Work instructions: Every line from the line containing "Parse this screenshot: output" through the final line below is to be repeated exactly; no other line is.

Data provided:
☆ ☆ ☆ ☆ ☆ ☆ ☆

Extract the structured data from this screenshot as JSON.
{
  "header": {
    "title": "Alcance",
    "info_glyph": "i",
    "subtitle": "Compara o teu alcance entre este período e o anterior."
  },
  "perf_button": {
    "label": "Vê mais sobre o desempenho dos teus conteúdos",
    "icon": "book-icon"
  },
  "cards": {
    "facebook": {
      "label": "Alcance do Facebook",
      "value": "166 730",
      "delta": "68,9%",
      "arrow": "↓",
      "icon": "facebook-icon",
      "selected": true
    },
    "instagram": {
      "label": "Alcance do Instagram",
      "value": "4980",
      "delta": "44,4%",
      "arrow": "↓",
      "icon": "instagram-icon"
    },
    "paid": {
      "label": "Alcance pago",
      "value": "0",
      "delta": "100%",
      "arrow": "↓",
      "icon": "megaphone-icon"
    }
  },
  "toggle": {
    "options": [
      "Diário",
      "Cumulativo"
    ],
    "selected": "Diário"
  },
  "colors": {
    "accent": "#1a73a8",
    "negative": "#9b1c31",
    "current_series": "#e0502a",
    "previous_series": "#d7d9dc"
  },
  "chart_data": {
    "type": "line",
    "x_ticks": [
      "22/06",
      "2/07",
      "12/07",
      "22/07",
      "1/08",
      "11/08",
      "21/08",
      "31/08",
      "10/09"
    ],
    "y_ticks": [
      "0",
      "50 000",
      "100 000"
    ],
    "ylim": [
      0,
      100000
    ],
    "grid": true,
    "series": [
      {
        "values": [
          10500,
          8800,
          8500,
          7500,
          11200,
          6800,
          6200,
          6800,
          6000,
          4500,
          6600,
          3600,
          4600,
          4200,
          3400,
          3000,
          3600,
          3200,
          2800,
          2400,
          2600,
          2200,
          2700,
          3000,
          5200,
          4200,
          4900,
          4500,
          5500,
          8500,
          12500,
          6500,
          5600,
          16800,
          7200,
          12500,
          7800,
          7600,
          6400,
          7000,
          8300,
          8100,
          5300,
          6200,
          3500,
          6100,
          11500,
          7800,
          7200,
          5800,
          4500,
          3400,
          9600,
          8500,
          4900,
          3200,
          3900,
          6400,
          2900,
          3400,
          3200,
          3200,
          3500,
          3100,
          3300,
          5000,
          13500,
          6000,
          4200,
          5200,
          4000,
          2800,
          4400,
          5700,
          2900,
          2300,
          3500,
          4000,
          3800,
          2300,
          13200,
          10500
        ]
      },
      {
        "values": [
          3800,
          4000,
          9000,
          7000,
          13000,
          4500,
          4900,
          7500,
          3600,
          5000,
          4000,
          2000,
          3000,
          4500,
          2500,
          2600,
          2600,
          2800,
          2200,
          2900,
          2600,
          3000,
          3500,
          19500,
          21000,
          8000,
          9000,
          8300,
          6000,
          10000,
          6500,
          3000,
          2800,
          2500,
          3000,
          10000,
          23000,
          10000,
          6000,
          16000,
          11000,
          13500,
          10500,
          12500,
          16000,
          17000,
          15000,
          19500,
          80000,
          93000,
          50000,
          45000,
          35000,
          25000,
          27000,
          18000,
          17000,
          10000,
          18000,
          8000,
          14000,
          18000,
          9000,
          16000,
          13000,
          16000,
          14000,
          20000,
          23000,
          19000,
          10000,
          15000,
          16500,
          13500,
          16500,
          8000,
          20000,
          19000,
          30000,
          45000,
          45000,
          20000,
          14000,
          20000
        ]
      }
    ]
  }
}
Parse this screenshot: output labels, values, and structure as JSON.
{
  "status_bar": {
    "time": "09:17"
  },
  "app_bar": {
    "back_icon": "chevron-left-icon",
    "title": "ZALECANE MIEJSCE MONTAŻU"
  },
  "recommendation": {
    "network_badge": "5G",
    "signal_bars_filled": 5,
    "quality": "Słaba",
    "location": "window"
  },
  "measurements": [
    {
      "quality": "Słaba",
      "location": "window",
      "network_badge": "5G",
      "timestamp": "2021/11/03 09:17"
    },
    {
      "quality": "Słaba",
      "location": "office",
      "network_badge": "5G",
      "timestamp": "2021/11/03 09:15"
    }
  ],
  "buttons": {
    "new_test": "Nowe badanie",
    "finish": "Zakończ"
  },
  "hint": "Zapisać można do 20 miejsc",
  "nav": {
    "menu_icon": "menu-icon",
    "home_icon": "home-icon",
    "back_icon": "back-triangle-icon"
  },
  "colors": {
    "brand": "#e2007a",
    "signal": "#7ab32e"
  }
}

☆ ☆ ☆ ☆ ☆ ☆ ☆

Expected output:
Parse this screenshot: output labels, values, and structure as JSON.
{
  "status_bar": {
    "time": "09:17"
  },
  "app_bar": {
    "back_icon": "chevron-left-icon",
    "title": "ZALECANE MIEJSCE MONTAŻU"
  },
  "recommendation": {
    "network_badge": "5G",
    "signal_bars_filled": 5,
    "quality": "Słaba",
    "location": "window"
  },
  "measurements": [
    {
      "quality": "Słaba",
      "location": "window",
      "network_badge": "5G",
      "timestamp": "2021/11/03 09:17"
    },
    {
      "quality": "Słaba",
      "location": "office",
      "network_badge": "5G",
      "timestamp": "2021/11/03 09:15"
    }
  ],
  "buttons": {
    "new_test": "Nowe badanie",
    "finish": "Zakończ"
  },
  "hint": "Zapisać można do 20 miejsc",
  "nav": {
    "menu_icon": "menu-icon",
    "home_icon": "home-icon",
    "back_icon": "back-triangle-icon"
  },
  "colors": {
    "brand": "#e2007a",
    "signal": "#7ab32e"
  }
}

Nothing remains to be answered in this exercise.